- _Brief a_: In the passage below about a painter's life in Paris, on which street did he set up his own studio?
[START Passage given]
Eugene exhibited his work for the first time in 1876 at the Museum of Reims, where his work Le quai aux fleurs par la neige (Flower Market Along the Seine Under the Snow) was shown. The following year he exhibited for the first time at the annual Parisian Salon, showing En Normandie (In Normandy) as well as two other gouaches. He preferred executing gouaches since they were less time consuming as his oils and, in fact, brought comparable prices.

After some time, Eugène Galien-Laloue decided to become self-employed and set himself up in his own Paris studio in rue de Clignancourt. He spent a lot of his time alone which did not seem to bother him. Acquaintances described him as a loner, an introvert, who was never happier than when he was working alone in his studio or sitting quietly managing his business. Modern city life with all its gaiety did not appeal to him. Maybe he became somewhat crotchety as it was said of him that he was a loner and someone who did not suffer fools gladly, and because of this characteristic people found it very difficult to befriend him.
The French Art Expert, Noe Willer, who was author of Galien-Laloue’s catalogue raisonné wrote of this aspect of Galien-Laloue’s character:
“…He was not eccentric but always conservative, practically a royalist. He was obsessed with his painting. In his private life he found simplicity alluring: he married three sisters, one after the other (beginning with the youngest and ending with the oldest). They had all lived next door to him. He lived a monastic life. All worldly pursuits, games, alcohol, the pleasure of the flesh were not for him. Riding his bicycle to places in Paris to paint was his only physical exercise…”

The cityscape of Paris was changing rapidly during Eugène Galien-Laloue lifetime. It all began around the 1830’s when Parisians were complaining about the condition of their city. The city was overcrowded. The streets with their open sewers were narrow and dark. Paris had become a very dangerous and unhealthy environment to live in and the people were not happy with the government. A whiff of revolution was once again in the air. Tampering with the problem was not helping and so Napoleon III, in 1854, and his interior minister brought in Georges Eugène Haussmann, known as Baron Haussmann, to oversee the “rebuilding” of the city. He had the slums torn down and the narrow streets were turned into wide avenues. Large parks were created as were small villages on the periphery of the city. A new theatre was built and the Paris Garnier opera house was completed in 1875. The cit,y after many years of change, became a desirable place to live and it was this revitalisation of Paris which became the subject of the many Belle Epoque artists such as Eugène Galien-Laloue.
[END Passage given]
[START Entries shown]
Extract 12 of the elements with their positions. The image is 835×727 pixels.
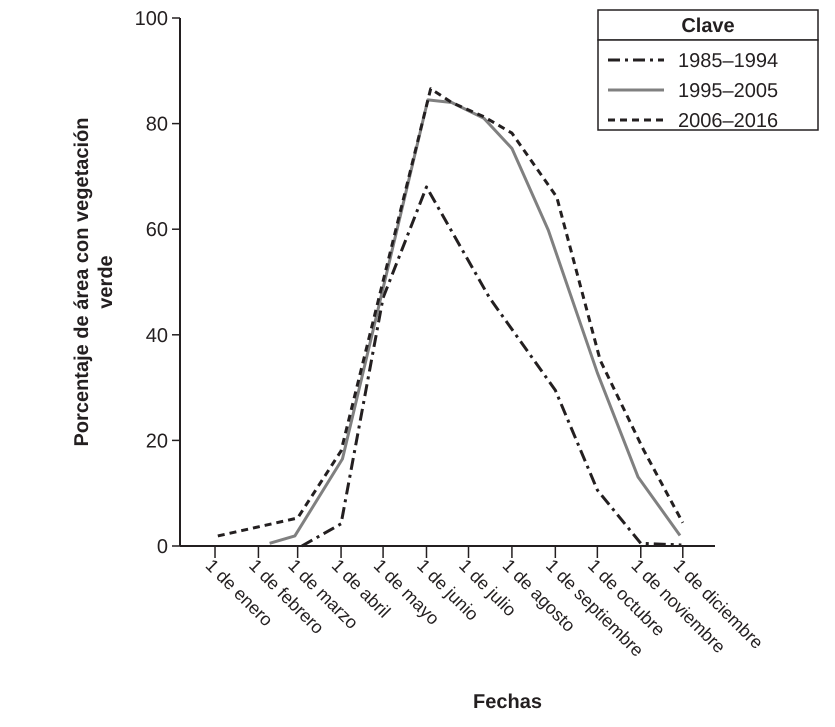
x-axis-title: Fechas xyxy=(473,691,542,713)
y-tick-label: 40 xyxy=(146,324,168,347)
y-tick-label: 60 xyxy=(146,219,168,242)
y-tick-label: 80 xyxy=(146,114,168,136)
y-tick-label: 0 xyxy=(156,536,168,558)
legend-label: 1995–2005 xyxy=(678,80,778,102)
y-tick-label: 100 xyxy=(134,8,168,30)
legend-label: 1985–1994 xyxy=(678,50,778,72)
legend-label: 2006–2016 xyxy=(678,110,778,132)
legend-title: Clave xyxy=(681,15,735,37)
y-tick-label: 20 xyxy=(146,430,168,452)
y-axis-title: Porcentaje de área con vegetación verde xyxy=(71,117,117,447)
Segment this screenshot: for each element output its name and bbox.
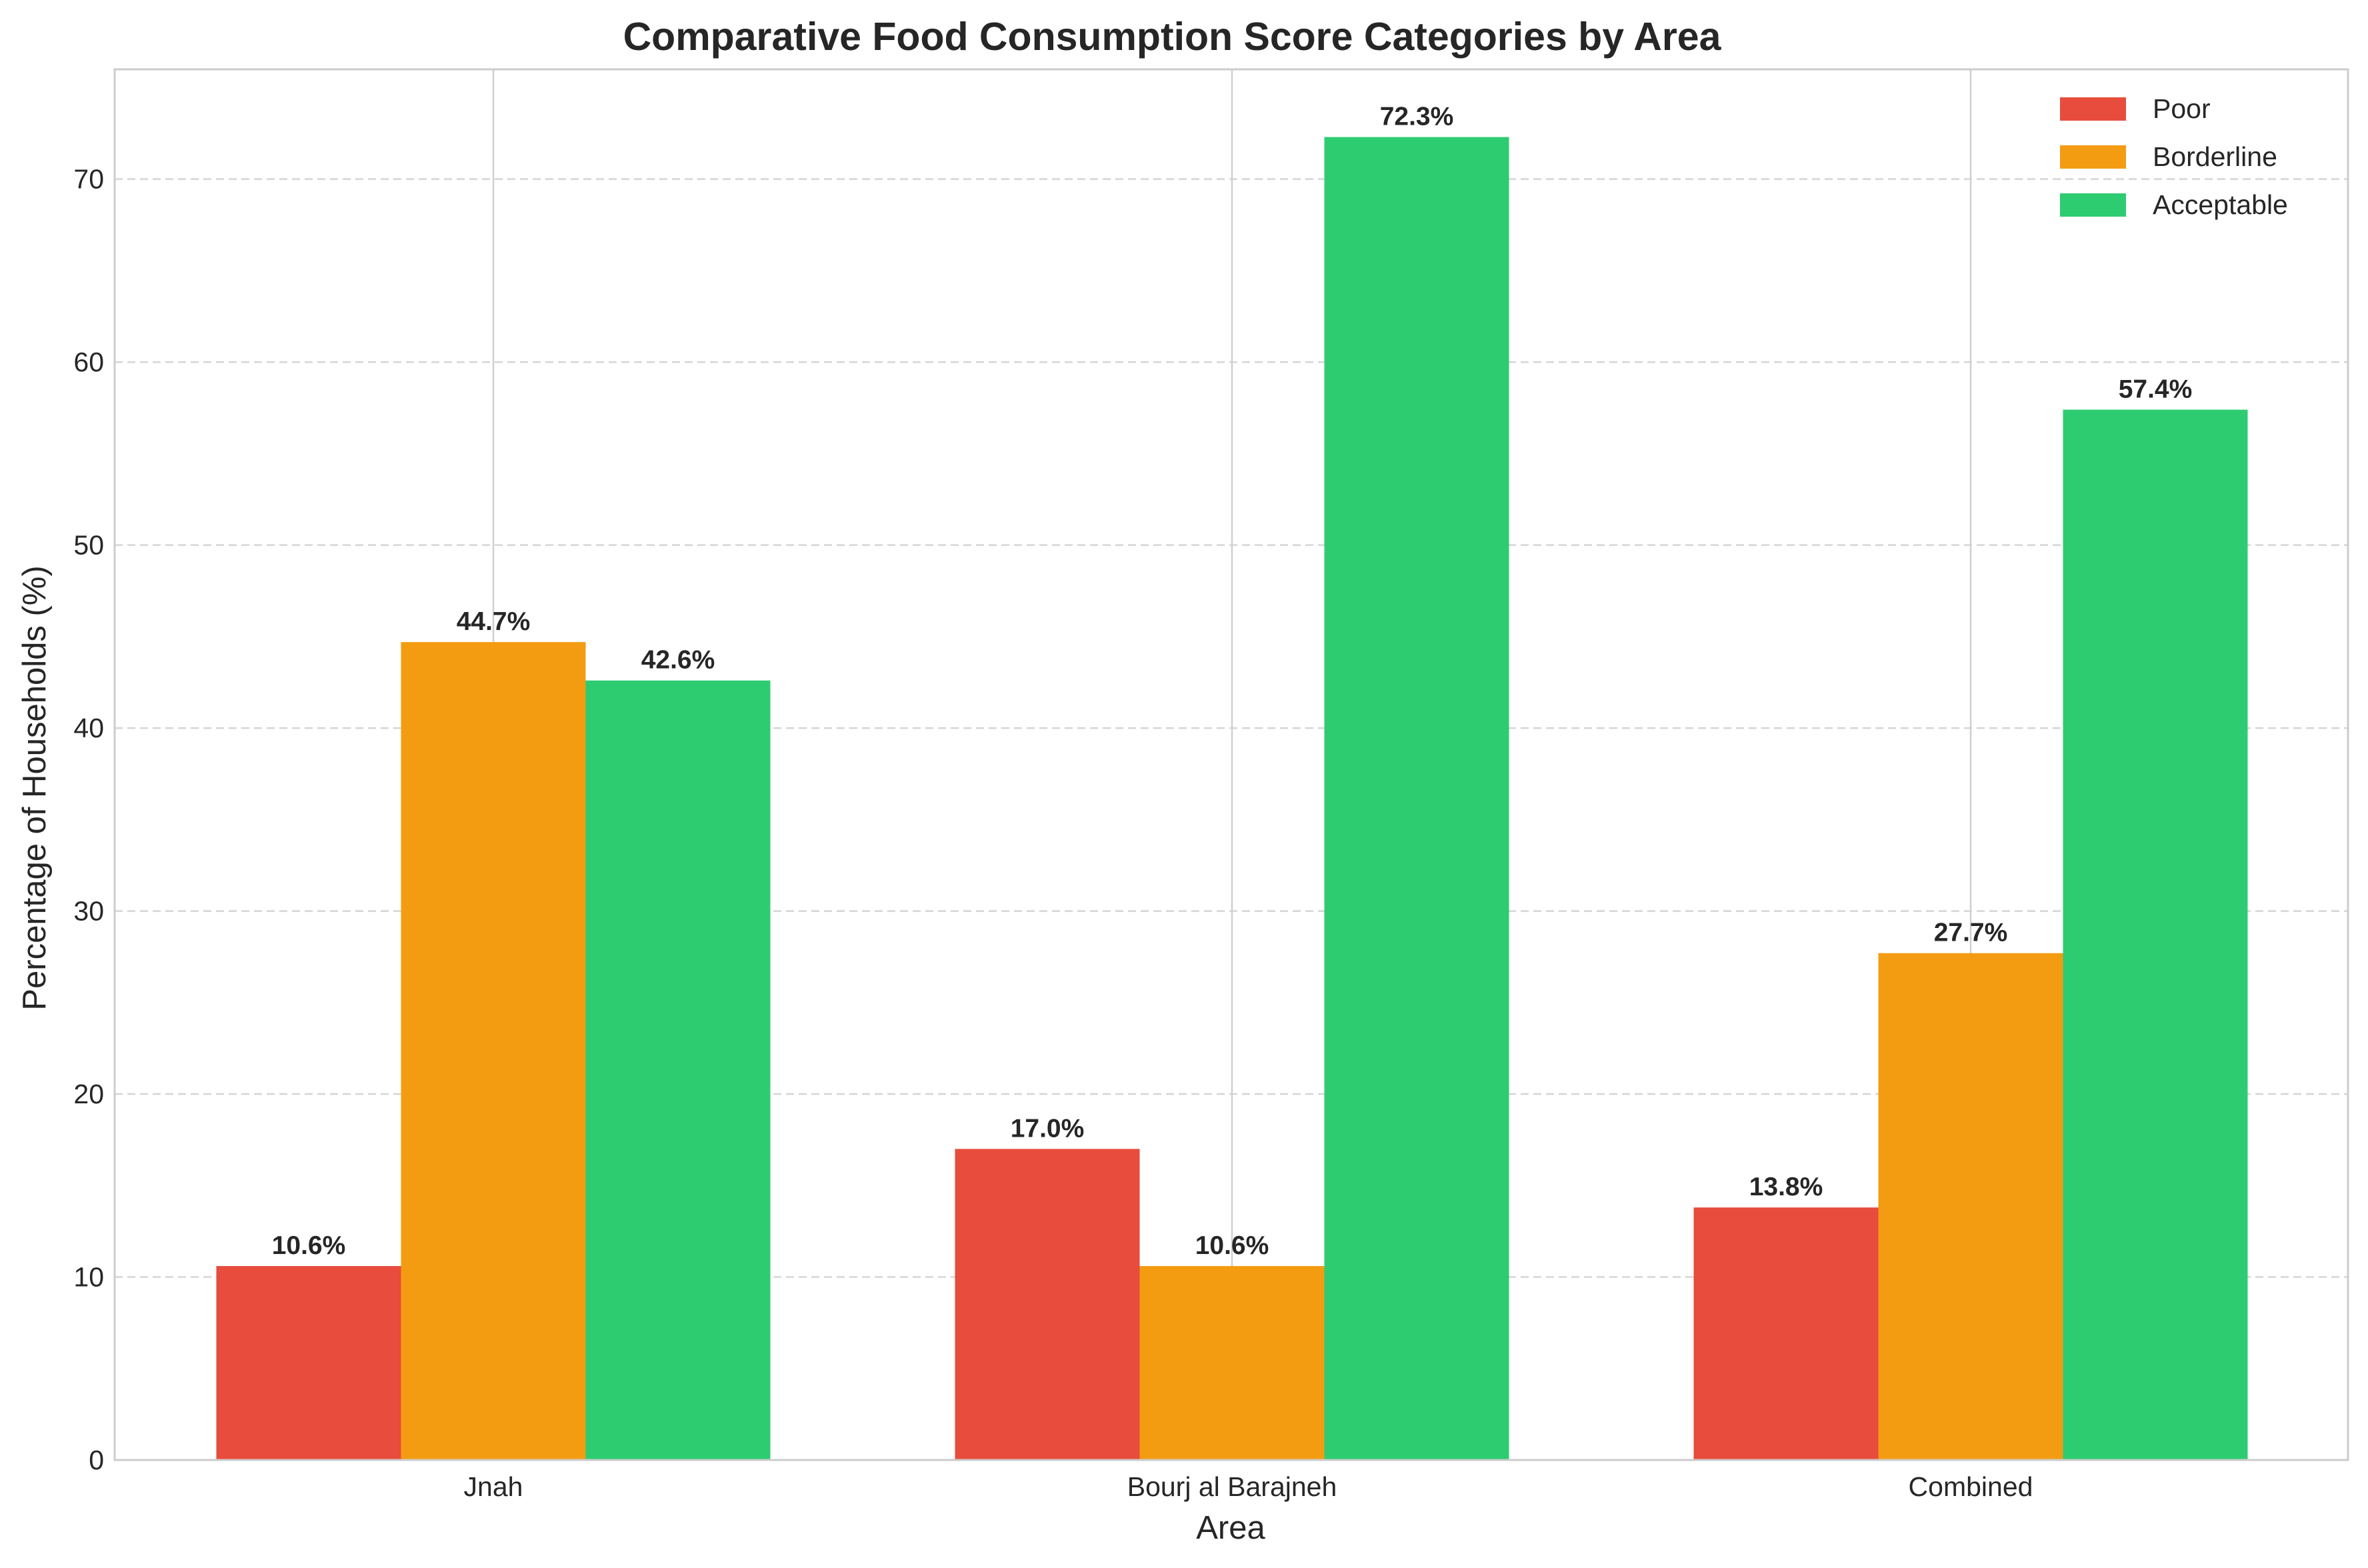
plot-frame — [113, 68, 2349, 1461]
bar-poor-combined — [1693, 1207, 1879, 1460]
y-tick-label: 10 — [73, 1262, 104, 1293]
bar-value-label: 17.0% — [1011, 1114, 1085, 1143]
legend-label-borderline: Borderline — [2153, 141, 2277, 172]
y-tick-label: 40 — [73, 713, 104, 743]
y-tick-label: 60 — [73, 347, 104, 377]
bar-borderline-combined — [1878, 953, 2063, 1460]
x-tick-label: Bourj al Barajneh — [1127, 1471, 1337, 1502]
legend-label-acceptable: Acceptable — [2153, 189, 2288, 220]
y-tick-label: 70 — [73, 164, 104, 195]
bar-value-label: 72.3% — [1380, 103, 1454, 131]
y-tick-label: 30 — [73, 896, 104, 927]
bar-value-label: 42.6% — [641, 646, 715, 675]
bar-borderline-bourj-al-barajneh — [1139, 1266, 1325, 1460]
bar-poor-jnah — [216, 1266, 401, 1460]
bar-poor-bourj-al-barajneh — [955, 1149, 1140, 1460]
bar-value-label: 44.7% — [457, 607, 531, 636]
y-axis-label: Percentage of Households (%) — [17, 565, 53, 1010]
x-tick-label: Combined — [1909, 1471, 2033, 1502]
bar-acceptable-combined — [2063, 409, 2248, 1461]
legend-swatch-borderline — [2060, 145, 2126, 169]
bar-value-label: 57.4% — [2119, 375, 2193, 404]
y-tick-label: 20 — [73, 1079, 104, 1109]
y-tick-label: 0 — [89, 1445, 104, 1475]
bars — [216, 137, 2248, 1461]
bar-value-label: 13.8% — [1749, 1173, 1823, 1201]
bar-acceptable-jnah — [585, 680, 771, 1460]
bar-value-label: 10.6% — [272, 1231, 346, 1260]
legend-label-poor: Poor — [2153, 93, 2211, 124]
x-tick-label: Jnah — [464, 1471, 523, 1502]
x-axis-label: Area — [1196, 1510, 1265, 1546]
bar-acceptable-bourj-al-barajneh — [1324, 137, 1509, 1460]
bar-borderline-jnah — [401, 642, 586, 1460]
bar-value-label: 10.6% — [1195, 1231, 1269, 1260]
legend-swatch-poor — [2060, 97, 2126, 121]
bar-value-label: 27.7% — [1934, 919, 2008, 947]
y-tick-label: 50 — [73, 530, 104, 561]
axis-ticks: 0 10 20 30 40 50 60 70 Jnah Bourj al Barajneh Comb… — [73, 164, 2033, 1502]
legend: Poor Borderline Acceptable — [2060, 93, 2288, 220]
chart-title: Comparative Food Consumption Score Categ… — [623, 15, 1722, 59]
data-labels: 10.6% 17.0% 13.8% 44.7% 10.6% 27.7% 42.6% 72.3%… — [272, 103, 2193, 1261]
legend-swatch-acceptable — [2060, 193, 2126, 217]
[END Entries shown]
- _Brief b_: Transcribe the part of the entries above that opens with their first line and closes with the line containing "Segment this screenshot: for", with both ends included. Omit the pictures.

- _Written solution a_: Rue de Clignancourt.

- _Written solution b_:
Extract 12 of the elements with their positions. The image is 835×727 pixels.
x-axis-title: Fechas xyxy=(473,691,542,713)
y-tick-label: 40 xyxy=(146,324,168,347)
y-tick-label: 60 xyxy=(146,219,168,242)
y-tick-label: 80 xyxy=(146,114,168,136)
y-tick-label: 0 xyxy=(156,536,168,558)
legend-label: 1995–2005 xyxy=(678,80,778,102)
y-tick-label: 100 xyxy=(134,8,168,30)
legend-label: 1985–1994 xyxy=(678,50,778,72)
legend-label: 2006–2016 xyxy=(678,110,778,132)
legend-title: Clave xyxy=(681,15,735,37)
y-tick-label: 20 xyxy=(146,430,168,452)
y-axis-title: Porcentaje de área con vegetación verde xyxy=(71,117,117,447)
Segment this screenshot: for each element output its name and bbox.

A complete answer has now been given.